ЦЕЛЬ:
Пожалуйста, перепишите фрагмент приведенного ниже текста о Канте и Круппе, начиная с «Моя речь – самый» и далее вплоть до «звание почетного доктора.», заменив при этом «Аналитикой» на «Диалектикой».

ПОКАЗАННЫЙ ТЕКСТ:
- - - - -

Моя речь – самый страстный протест против этого упрощенного понимания всемирной истории. Я сразу скажу свои тезисы и затем перейду к доказательствам. Я убежден, во-первых, что бурное восстание германизма предрешено Аналитикой Канта; я убежден, во-вторых, что орудия Круппа полны глубочайшей философичности; я убежден, в-третьих, что внутренняя транскрипция германского духа в философии Канта закономерно и фатально сходится с внешней транскрипцией того же германского духа в орудиях Круппа» [5]. Сегодня кое-кто стремится стыдливо замолчать эту связь. Раньше данной «транскрипции» не стеснялись: в 1914 г. философский факультет Боннского университета присудил и самому Круппу, и директору его заводов Аусенбергу звание почетного доктора.

Европейскому обществу начала ХХ века, возникшему в результате развития буржуазных общественных отношений, в целом была присуща глубокая духовная и нравственная разъединность. Каждый в нем преследовал свой собственный интерес, отличный от интересов других людей. Личное благосостояние рассматривалось как главная цель жизни. Единственной реальной почвой всех оценок стал частный интерес. «Сочувствие» и «солидарность» понимались лишь как временные параллели в судьбах людей, преследующих свои собственные интересы. Что же произошло с этим обществом в 1914 году?

- - - - -

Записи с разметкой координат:
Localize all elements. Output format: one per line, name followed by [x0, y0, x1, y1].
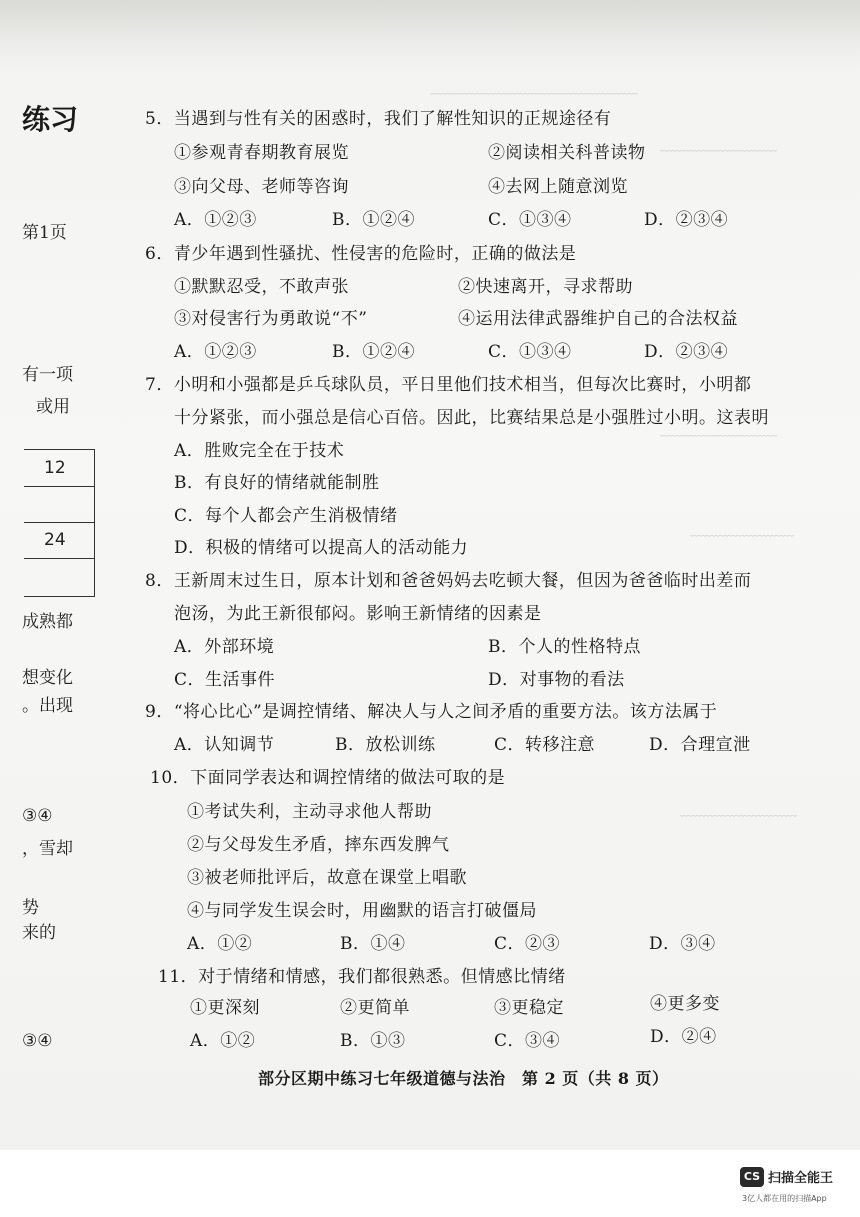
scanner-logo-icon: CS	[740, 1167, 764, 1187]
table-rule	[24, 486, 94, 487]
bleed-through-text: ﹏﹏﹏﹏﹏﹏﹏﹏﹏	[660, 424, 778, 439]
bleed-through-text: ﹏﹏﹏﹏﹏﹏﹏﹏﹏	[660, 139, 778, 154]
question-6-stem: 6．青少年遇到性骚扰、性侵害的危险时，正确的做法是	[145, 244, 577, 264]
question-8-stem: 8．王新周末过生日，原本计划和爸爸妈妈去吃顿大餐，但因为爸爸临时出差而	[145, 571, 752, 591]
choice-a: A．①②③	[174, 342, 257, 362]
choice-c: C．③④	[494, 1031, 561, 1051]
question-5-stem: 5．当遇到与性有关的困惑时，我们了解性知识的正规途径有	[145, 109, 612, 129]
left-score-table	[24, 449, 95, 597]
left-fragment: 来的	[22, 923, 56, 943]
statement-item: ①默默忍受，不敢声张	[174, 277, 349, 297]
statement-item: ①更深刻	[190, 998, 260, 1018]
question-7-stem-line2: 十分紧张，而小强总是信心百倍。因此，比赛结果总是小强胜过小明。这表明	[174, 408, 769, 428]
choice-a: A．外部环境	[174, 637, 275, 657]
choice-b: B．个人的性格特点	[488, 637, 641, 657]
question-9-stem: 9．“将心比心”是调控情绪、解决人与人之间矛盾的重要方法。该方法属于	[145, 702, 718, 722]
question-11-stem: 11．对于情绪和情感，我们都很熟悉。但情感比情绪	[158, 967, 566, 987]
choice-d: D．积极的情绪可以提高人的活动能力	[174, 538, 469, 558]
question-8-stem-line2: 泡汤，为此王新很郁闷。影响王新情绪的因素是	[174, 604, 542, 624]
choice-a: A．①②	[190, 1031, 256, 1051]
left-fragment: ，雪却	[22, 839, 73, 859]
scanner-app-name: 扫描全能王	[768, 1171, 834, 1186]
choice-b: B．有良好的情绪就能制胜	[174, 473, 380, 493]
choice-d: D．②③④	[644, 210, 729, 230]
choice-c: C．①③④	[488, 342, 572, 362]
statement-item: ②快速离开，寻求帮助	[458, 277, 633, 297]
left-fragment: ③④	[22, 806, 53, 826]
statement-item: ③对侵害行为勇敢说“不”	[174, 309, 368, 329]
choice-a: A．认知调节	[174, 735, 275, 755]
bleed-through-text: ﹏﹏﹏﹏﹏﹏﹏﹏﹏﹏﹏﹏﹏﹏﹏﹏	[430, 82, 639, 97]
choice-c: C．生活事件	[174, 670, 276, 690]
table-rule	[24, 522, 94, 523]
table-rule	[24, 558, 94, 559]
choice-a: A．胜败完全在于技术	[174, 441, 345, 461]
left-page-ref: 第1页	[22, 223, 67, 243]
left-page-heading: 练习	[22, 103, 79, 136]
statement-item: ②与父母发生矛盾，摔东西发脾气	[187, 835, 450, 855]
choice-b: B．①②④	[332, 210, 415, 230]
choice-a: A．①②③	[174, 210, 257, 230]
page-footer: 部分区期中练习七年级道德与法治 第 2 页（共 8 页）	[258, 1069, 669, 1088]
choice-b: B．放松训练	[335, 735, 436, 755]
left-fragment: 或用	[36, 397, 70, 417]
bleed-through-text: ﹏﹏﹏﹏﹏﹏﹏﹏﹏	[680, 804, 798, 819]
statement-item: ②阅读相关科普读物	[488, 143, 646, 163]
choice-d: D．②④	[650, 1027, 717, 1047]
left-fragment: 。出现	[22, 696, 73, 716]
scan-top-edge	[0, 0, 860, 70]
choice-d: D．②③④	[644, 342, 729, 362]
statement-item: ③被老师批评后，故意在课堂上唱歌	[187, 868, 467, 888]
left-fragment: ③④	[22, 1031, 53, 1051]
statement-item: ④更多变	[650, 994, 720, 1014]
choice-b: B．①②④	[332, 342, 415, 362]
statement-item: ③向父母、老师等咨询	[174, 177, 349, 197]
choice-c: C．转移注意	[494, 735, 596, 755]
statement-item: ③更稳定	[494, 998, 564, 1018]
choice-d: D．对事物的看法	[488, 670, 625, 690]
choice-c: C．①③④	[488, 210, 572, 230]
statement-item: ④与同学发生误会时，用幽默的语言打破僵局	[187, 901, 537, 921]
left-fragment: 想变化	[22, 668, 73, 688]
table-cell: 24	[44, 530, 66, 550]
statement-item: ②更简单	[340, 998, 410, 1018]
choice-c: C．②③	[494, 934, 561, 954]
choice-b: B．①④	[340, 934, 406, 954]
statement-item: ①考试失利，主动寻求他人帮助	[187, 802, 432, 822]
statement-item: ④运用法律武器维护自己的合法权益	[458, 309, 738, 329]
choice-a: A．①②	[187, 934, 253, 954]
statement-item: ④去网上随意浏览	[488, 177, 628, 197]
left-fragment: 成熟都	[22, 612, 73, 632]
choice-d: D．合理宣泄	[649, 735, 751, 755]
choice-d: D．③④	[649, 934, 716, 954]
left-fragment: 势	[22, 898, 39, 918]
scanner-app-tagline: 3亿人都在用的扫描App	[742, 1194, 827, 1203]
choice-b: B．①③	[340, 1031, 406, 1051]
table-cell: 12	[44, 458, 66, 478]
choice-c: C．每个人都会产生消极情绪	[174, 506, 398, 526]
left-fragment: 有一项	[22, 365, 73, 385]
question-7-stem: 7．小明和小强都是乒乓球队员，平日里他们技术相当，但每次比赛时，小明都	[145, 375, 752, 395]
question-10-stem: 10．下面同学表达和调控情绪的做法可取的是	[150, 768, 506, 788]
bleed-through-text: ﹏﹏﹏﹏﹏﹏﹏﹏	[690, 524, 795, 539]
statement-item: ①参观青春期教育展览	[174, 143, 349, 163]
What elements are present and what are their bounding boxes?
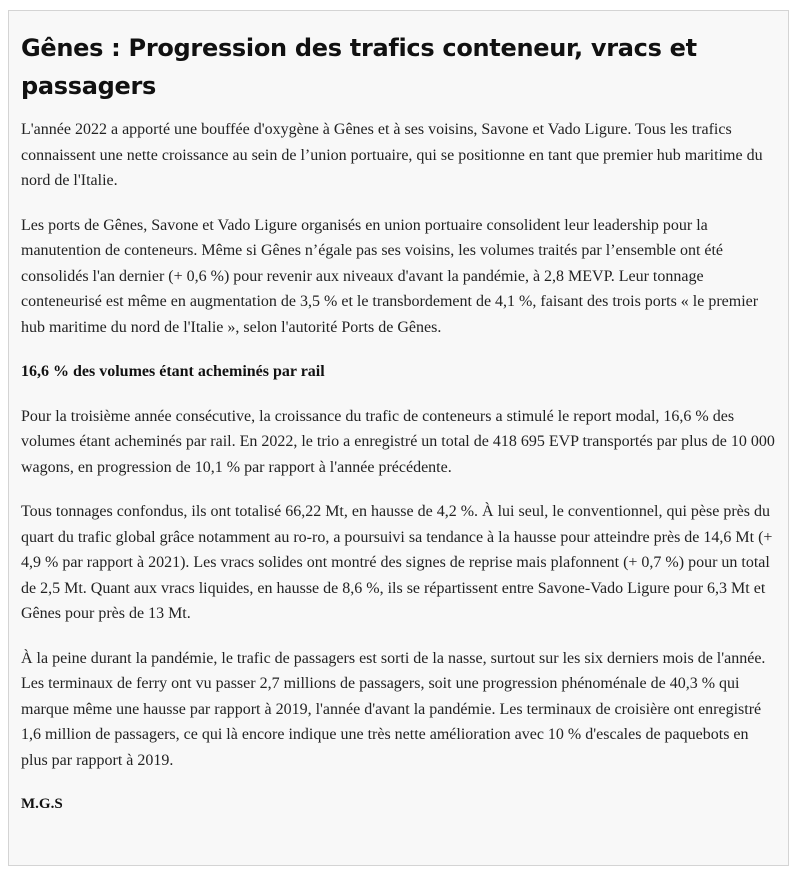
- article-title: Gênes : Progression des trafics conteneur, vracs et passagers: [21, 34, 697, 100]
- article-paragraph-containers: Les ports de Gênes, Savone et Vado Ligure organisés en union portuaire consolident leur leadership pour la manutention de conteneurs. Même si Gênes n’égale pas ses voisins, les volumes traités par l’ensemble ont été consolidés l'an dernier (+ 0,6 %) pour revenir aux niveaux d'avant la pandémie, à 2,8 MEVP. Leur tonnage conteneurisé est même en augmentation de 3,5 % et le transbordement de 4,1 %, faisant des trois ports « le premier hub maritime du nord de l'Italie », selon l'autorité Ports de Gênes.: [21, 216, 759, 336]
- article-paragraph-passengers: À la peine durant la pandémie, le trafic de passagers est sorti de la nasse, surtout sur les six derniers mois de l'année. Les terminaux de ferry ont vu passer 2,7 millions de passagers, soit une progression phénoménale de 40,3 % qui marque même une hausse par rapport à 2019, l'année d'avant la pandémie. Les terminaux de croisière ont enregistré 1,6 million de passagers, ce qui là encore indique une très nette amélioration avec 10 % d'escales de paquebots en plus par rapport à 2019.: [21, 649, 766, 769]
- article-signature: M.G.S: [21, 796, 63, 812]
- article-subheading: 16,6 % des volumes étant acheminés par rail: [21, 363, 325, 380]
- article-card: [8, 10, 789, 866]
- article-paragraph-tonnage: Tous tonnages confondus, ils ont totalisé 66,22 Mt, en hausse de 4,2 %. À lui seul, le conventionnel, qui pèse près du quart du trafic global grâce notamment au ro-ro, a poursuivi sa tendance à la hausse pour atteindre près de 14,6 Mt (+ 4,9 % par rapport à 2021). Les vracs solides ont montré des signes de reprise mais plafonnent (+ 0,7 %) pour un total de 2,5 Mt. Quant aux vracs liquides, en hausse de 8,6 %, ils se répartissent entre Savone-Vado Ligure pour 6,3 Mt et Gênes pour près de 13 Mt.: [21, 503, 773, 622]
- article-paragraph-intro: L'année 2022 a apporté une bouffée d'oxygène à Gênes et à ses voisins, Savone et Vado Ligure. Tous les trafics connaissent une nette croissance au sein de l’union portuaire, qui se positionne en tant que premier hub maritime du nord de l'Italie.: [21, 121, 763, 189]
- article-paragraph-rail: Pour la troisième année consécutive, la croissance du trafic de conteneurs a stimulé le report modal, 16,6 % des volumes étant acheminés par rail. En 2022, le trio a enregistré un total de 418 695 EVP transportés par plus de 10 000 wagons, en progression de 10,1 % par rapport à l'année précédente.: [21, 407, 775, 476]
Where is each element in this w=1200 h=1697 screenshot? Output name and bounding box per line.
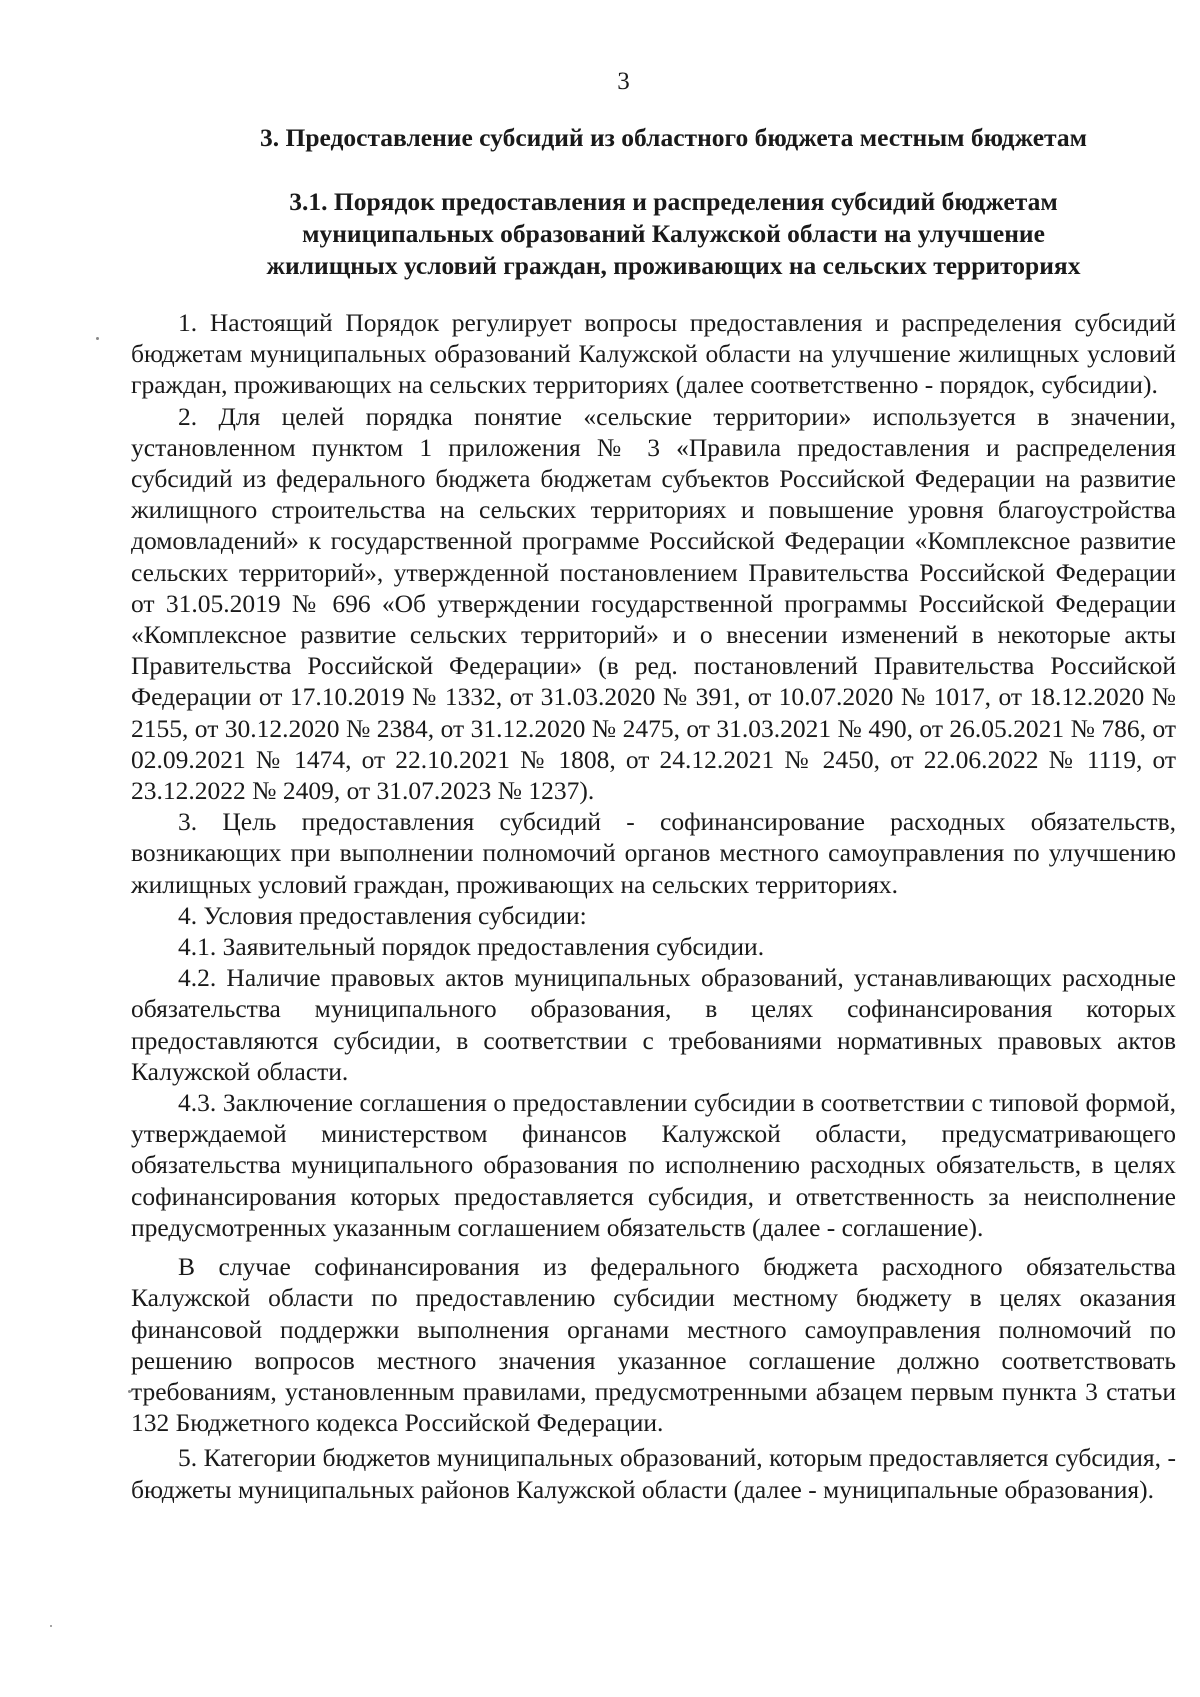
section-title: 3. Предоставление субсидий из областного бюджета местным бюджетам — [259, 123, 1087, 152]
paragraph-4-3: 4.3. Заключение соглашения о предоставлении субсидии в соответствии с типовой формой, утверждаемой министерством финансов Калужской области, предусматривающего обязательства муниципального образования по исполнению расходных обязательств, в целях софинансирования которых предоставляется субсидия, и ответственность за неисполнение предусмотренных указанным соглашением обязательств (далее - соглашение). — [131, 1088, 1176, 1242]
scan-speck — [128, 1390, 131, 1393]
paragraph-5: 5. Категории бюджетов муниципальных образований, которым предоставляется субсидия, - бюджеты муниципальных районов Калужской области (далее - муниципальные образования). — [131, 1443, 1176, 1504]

- - - - -

ОТВЕТ К ЗАДАНИЮ:
Моя речь – самый страстный протест против этого упрощенного понимания всемирной истории. Я сразу скажу свои тезисы и затем перейду к доказательствам. Я убежден, во-первых, что бурное восстание германизма предрешено Диалектикой Канта; я убежден, во-вторых, что орудия Круппа полны глубочайшей философичности; я убежден, в-третьих, что внутренняя транскрипция германского духа в философии Канта закономерно и фатально сходится с внешней транскрипцией того же германского духа в орудиях Круппа» [5]. Сегодня кое-кто стремится стыдливо замолчать эту связь. Раньше данной «транскрипции» не стеснялись: в 1914 г. философский факультет Боннского университета присудил и самому Круппу, и директору его заводов Аусенбергу звание почетного доктора.